- GIVEN TASK -
Within the records that follow, find every line containing the string "USMC". Copy those lines.

- EXCERPTED RECORDS -
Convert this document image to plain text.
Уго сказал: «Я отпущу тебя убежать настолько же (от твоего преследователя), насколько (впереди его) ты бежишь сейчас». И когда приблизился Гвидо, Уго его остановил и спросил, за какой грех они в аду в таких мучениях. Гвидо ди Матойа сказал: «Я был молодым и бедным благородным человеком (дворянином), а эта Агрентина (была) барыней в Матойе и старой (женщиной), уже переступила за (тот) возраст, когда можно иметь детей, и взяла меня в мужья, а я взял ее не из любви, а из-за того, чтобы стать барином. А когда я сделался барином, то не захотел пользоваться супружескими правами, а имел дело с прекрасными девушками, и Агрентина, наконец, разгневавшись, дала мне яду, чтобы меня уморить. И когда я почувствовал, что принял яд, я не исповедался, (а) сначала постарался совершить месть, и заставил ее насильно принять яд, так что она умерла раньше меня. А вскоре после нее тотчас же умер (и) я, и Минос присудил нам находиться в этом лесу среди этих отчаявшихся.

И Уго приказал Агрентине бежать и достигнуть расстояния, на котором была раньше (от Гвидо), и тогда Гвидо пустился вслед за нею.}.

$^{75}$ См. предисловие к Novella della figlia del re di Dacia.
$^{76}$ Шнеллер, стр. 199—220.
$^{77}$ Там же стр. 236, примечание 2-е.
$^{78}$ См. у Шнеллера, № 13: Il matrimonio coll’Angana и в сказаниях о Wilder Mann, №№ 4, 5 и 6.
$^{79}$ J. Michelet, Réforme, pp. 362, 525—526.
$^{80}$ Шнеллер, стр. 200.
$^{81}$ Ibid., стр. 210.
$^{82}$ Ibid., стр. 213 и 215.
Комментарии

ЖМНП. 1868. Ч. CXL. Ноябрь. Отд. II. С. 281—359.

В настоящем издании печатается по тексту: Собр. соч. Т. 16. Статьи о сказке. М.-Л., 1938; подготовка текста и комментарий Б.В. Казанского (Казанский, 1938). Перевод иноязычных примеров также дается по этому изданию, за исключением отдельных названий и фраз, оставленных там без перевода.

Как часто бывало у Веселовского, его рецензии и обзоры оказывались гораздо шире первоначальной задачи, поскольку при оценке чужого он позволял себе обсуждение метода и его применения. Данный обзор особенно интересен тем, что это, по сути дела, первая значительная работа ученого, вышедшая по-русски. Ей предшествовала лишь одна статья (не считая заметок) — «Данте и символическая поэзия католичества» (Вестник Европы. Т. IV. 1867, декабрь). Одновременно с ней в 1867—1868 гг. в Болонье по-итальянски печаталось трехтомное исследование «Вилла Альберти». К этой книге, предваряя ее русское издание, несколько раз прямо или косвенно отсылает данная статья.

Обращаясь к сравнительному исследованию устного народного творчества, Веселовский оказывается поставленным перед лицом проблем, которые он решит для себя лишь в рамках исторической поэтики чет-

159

---

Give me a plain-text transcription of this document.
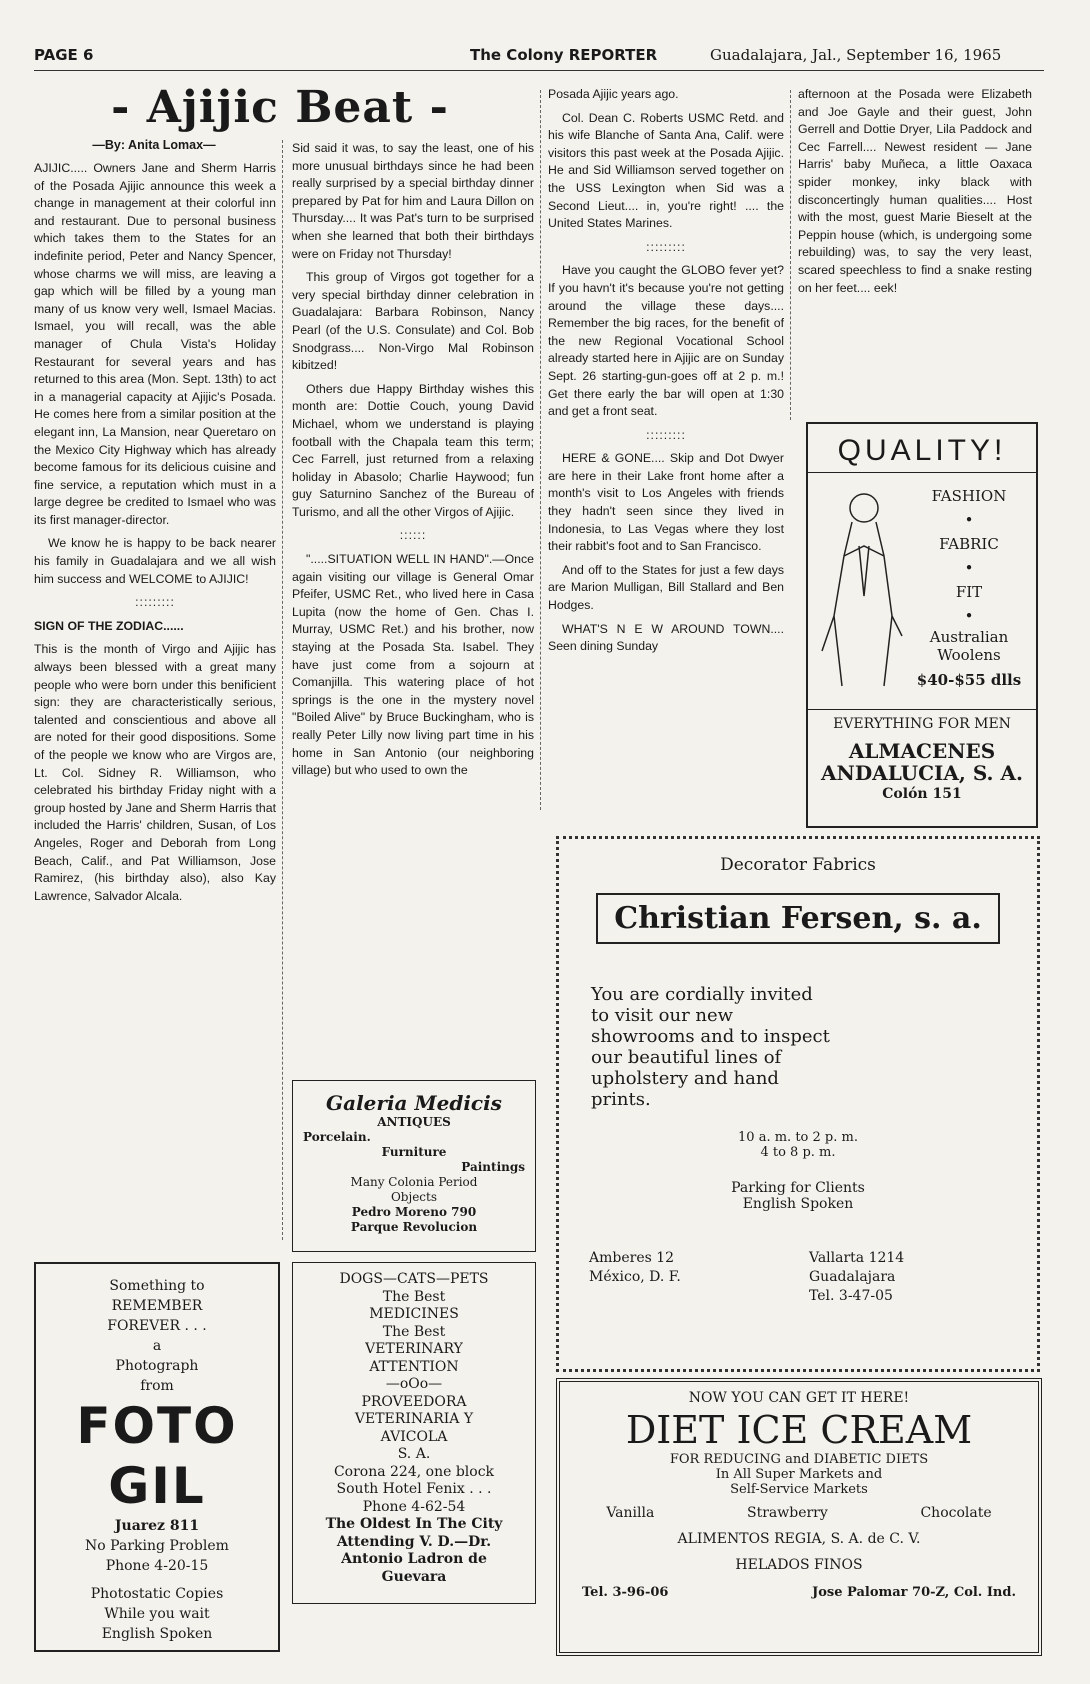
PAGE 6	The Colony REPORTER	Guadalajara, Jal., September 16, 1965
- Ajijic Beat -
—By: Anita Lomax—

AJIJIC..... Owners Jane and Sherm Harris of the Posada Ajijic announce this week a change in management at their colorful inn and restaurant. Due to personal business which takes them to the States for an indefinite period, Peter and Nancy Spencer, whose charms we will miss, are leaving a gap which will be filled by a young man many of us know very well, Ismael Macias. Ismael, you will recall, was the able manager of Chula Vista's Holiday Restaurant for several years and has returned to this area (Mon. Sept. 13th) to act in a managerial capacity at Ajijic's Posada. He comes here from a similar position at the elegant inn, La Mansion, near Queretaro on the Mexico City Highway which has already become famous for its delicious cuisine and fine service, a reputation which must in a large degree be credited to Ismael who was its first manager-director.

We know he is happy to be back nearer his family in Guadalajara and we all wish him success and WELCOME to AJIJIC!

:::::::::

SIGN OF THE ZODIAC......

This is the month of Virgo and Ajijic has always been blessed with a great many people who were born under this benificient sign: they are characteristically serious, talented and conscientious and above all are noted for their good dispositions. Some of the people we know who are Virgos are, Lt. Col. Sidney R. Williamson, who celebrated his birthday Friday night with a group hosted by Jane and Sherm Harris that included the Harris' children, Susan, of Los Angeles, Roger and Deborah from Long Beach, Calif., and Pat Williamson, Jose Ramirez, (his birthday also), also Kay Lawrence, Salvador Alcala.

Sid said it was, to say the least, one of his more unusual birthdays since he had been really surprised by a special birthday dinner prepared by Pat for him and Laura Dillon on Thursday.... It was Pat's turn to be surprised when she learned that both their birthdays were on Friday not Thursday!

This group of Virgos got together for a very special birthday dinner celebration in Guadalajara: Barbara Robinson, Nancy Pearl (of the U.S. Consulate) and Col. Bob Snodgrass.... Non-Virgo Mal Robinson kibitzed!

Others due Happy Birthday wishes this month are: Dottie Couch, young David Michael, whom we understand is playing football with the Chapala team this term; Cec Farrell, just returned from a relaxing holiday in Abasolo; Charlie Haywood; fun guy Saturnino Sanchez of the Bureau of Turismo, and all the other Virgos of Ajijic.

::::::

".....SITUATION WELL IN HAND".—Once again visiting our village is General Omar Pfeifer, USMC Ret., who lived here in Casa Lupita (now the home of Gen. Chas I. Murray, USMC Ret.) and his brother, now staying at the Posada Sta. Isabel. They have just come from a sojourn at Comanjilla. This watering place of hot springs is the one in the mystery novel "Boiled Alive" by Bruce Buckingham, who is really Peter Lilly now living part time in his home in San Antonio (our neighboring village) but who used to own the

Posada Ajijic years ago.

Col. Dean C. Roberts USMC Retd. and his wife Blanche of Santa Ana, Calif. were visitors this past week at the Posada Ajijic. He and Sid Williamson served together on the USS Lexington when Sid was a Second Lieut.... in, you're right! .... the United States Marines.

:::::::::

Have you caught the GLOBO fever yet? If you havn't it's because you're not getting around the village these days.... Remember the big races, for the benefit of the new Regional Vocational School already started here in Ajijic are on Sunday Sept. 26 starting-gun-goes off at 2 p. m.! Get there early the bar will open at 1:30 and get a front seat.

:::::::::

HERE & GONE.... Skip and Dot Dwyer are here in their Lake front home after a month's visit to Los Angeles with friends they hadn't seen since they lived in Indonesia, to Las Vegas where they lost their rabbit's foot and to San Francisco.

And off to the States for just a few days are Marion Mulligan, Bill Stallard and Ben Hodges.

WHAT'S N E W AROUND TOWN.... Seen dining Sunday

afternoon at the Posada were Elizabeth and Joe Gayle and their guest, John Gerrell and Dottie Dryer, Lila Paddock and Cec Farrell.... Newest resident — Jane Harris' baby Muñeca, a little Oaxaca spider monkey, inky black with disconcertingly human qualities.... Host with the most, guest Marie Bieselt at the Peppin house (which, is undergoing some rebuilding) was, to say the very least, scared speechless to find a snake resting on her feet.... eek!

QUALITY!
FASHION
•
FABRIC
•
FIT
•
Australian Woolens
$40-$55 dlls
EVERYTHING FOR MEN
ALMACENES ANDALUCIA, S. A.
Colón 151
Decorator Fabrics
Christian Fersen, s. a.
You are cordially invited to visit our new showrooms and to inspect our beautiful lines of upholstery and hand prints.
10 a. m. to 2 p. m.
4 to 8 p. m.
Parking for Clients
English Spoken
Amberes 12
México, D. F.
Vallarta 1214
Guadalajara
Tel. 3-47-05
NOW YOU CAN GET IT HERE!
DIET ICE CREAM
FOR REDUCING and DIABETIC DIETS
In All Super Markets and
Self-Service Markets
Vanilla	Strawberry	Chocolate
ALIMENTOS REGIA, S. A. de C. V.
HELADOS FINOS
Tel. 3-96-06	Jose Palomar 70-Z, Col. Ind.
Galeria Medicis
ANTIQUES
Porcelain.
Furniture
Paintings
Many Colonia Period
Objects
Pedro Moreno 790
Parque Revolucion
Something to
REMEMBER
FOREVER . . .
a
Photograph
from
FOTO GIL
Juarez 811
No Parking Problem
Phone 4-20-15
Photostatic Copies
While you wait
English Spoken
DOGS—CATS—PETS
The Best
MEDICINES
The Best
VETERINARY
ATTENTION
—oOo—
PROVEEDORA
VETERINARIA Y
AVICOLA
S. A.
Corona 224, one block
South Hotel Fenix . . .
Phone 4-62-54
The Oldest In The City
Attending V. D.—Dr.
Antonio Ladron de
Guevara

- CORRECT RESPONSE -
".....SITUATION WELL IN HAND".—Once again visiting our village is General Omar Pfeifer, USMC Ret., who lived here in Casa Lupita (now the home of Gen. Chas I. Murray, USMC Ret.) and his brother, now staying at the Posada Sta. Isabel. They have just come from a sojourn at Comanjilla. This watering place of hot springs is the one in the mystery novel "Boiled Alive" by Bruce Buckingham, who is really Peter Lilly now living part time in his home in San Antonio (our neighboring village) but who used to own the
Col. Dean C. Roberts USMC Retd. and his wife Blanche of Santa Ana, Calif. were visitors this past week at the Posada Ajijic. He and Sid Williamson served together on the USS Lexington when Sid was a Second Lieut.... in, you're right! .... the United States Marines.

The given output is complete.